## [Stored records]
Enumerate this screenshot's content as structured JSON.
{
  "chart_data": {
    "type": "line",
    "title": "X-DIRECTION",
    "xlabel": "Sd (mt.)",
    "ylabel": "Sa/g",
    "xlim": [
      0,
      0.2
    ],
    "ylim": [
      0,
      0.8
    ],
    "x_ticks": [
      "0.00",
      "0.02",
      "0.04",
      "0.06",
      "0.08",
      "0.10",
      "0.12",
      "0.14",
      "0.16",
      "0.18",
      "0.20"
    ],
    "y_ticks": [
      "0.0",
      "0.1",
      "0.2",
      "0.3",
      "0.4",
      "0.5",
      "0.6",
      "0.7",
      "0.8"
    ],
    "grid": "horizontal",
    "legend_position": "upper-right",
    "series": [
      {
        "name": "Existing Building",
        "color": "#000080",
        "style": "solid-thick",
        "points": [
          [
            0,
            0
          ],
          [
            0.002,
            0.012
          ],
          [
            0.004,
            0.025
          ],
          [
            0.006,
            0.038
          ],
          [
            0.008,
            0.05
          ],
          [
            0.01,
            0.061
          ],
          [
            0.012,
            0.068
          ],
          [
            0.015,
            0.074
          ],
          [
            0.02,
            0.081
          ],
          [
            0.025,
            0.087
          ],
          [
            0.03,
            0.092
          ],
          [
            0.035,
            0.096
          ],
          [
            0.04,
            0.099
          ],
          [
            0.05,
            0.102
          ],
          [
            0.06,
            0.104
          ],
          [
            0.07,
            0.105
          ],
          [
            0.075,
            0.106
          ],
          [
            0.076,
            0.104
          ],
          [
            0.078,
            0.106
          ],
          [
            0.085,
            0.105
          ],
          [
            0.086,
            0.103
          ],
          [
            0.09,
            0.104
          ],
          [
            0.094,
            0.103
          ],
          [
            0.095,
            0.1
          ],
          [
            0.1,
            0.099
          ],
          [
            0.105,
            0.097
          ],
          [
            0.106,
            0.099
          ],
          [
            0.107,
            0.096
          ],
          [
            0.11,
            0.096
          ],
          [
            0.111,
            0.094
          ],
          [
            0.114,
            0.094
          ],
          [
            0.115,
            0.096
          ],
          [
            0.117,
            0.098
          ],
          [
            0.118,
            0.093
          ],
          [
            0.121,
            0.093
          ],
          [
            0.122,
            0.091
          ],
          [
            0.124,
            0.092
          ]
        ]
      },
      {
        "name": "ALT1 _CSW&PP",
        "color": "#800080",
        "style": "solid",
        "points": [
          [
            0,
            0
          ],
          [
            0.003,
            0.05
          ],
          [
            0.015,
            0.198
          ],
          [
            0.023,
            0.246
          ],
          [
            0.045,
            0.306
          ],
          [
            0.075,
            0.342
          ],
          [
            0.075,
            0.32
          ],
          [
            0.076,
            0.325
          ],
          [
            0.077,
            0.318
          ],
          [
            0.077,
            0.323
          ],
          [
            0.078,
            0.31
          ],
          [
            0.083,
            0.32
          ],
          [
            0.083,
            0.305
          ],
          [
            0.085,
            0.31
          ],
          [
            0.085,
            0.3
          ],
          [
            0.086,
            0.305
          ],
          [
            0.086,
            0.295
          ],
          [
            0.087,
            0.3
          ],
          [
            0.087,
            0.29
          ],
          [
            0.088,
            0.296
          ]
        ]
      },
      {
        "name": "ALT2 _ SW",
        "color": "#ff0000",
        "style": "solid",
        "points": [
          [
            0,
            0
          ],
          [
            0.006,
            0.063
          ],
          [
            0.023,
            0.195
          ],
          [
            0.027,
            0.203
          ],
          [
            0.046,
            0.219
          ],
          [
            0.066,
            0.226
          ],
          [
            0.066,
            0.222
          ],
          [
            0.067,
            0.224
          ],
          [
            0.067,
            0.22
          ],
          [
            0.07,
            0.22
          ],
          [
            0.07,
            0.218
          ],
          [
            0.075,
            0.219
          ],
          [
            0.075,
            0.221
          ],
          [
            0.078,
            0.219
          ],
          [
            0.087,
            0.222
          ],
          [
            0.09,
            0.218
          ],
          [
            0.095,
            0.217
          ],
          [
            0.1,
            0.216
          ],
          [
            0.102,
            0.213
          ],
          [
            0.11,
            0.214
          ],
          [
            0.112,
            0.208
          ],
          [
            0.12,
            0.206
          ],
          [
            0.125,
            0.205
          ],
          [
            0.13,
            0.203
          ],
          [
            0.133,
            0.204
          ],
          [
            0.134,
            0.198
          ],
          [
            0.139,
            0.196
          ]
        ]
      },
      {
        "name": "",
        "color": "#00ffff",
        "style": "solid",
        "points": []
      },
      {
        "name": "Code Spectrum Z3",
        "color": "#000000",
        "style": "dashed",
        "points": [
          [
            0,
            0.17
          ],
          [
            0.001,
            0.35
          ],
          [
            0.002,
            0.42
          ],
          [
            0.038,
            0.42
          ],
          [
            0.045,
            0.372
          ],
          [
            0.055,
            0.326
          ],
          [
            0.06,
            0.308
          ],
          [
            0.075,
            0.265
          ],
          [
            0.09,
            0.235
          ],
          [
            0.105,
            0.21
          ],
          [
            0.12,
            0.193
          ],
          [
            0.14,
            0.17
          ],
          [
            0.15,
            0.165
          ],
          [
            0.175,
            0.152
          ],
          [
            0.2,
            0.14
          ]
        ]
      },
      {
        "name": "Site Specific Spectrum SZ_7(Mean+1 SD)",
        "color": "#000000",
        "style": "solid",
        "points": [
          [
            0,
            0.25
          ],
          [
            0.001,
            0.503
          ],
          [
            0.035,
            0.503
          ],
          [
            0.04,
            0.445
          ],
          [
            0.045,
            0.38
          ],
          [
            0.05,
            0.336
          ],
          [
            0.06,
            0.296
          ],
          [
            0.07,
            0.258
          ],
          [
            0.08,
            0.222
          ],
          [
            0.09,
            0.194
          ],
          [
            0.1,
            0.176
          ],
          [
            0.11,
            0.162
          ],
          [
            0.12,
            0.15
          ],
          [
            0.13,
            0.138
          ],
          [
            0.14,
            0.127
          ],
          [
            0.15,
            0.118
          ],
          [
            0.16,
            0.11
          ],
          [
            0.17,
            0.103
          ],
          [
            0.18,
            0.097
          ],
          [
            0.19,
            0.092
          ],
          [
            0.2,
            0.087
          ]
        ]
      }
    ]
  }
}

## [Exercise details]
Give the complete listing a second time, exactly as it reads.

## [Result of the exercise]
Enumerate this screenshot's content as structured JSON.
{
  "chart_data": {
    "type": "line",
    "title": "X-DIRECTION",
    "xlabel": "Sd (mt.)",
    "ylabel": "Sa/g",
    "xlim": [
      0,
      0.2
    ],
    "ylim": [
      0,
      0.8
    ],
    "x_ticks": [
      "0.00",
      "0.02",
      "0.04",
      "0.06",
      "0.08",
      "0.10",
      "0.12",
      "0.14",
      "0.16",
      "0.18",
      "0.20"
    ],
    "y_ticks": [
      "0.0",
      "0.1",
      "0.2",
      "0.3",
      "0.4",
      "0.5",
      "0.6",
      "0.7",
      "0.8"
    ],
    "grid": "horizontal",
    "legend_position": "upper-right",
    "series": [
      {
        "name": "Existing Building",
        "color": "#000080",
        "style": "solid-thick",
        "points": [
          [
            0,
            0
          ],
          [
            0.002,
            0.012
          ],
          [
            0.004,
            0.025
          ],
          [
            0.006,
            0.038
          ],
          [
            0.008,
            0.05
          ],
          [
            0.01,
            0.061
          ],
          [
            0.012,
            0.068
          ],
          [
            0.015,
            0.074
          ],
          [
            0.02,
            0.081
          ],
          [
            0.025,
            0.087
          ],
          [
            0.03,
            0.092
          ],
          [
            0.035,
            0.096
          ],
          [
            0.04,
            0.099
          ],
          [
            0.05,
            0.102
          ],
          [
            0.06,
            0.104
          ],
          [
            0.07,
            0.105
          ],
          [
            0.075,
            0.106
          ],
          [
            0.076,
            0.104
          ],
          [
            0.078,
            0.106
          ],
          [
            0.085,
            0.105
          ],
          [
            0.086,
            0.103
          ],
          [
            0.09,
            0.104
          ],
          [
            0.094,
            0.103
          ],
          [
            0.095,
            0.1
          ],
          [
            0.1,
            0.099
          ],
          [
            0.105,
            0.097
          ],
          [
            0.106,
            0.099
          ],
          [
            0.107,
            0.096
          ],
          [
            0.11,
            0.096
          ],
          [
            0.111,
            0.094
          ],
          [
            0.114,
            0.094
          ],
          [
            0.115,
            0.096
          ],
          [
            0.117,
            0.098
          ],
          [
            0.118,
            0.093
          ],
          [
            0.121,
            0.093
          ],
          [
            0.122,
            0.091
          ],
          [
            0.124,
            0.092
          ]
        ]
      },
      {
        "name": "ALT1 _CSW&PP",
        "color": "#800080",
        "style": "solid",
        "points": [
          [
            0,
            0
          ],
          [
            0.003,
            0.05
          ],
          [
            0.015,
            0.198
          ],
          [
            0.023,
            0.246
          ],
          [
            0.045,
            0.306
          ],
          [
            0.075,
            0.342
          ],
          [
            0.075,
            0.32
          ],
          [
            0.076,
            0.325
          ],
          [
            0.077,
            0.318
          ],
          [
            0.077,
            0.323
          ],
          [
            0.078,
            0.31
          ],
          [
            0.083,
            0.32
          ],
          [
            0.083,
            0.305
          ],
          [
            0.085,
            0.31
          ],
          [
            0.085,
            0.3
          ],
          [
            0.086,
            0.305
          ],
          [
            0.086,
            0.295
          ],
          [
            0.087,
            0.3
          ],
          [
            0.087,
            0.29
          ],
          [
            0.088,
            0.296
          ]
        ]
      },
      {
        "name": "ALT2 _ SW",
        "color": "#ff0000",
        "style": "solid",
        "points": [
          [
            0,
            0
          ],
          [
            0.006,
            0.063
          ],
          [
            0.023,
            0.195
          ],
          [
            0.027,
            0.203
          ],
          [
            0.046,
            0.219
          ],
          [
            0.066,
            0.226
          ],
          [
            0.066,
            0.222
          ],
          [
            0.067,
            0.224
          ],
          [
            0.067,
            0.22
          ],
          [
            0.07,
            0.22
          ],
          [
            0.07,
            0.218
          ],
          [
            0.075,
            0.219
          ],
          [
            0.075,
            0.221
          ],
          [
            0.078,
            0.219
          ],
          [
            0.087,
            0.222
          ],
          [
            0.09,
            0.218
          ],
          [
            0.095,
            0.217
          ],
          [
            0.1,
            0.216
          ],
          [
            0.102,
            0.213
          ],
          [
            0.11,
            0.214
          ],
          [
            0.112,
            0.208
          ],
          [
            0.12,
            0.206
          ],
          [
            0.125,
            0.205
          ],
          [
            0.13,
            0.203
          ],
          [
            0.133,
            0.204
          ],
          [
            0.134,
            0.198
          ],
          [
            0.139,
            0.196
          ]
        ]
      },
      {
        "name": "",
        "color": "#00ffff",
        "style": "solid",
        "points": []
      },
      {
        "name": "Code Spectrum Z3",
        "color": "#000000",
        "style": "dashed",
        "points": [
          [
            0,
            0.17
          ],
          [
            0.001,
            0.35
          ],
          [
            0.002,
            0.42
          ],
          [
            0.038,
            0.42
          ],
          [
            0.045,
            0.372
          ],
          [
            0.055,
            0.326
          ],
          [
            0.06,
            0.308
          ],
          [
            0.075,
            0.265
          ],
          [
            0.09,
            0.235
          ],
          [
            0.105,
            0.21
          ],
          [
            0.12,
            0.193
          ],
          [
            0.14,
            0.17
          ],
          [
            0.15,
            0.165
          ],
          [
            0.175,
            0.152
          ],
          [
            0.2,
            0.14
          ]
        ]
      },
      {
        "name": "Site Specific Spectrum SZ_7(Mean+1 SD)",
        "color": "#000000",
        "style": "solid",
        "points": [
          [
            0,
            0.25
          ],
          [
            0.001,
            0.503
          ],
          [
            0.035,
            0.503
          ],
          [
            0.04,
            0.445
          ],
          [
            0.045,
            0.38
          ],
          [
            0.05,
            0.336
          ],
          [
            0.06,
            0.296
          ],
          [
            0.07,
            0.258
          ],
          [
            0.08,
            0.222
          ],
          [
            0.09,
            0.194
          ],
          [
            0.1,
            0.176
          ],
          [
            0.11,
            0.162
          ],
          [
            0.12,
            0.15
          ],
          [
            0.13,
            0.138
          ],
          [
            0.14,
            0.127
          ],
          [
            0.15,
            0.118
          ],
          [
            0.16,
            0.11
          ],
          [
            0.17,
            0.103
          ],
          [
            0.18,
            0.097
          ],
          [
            0.19,
            0.092
          ],
          [
            0.2,
            0.087
          ]
        ]
      }
    ]
  }
}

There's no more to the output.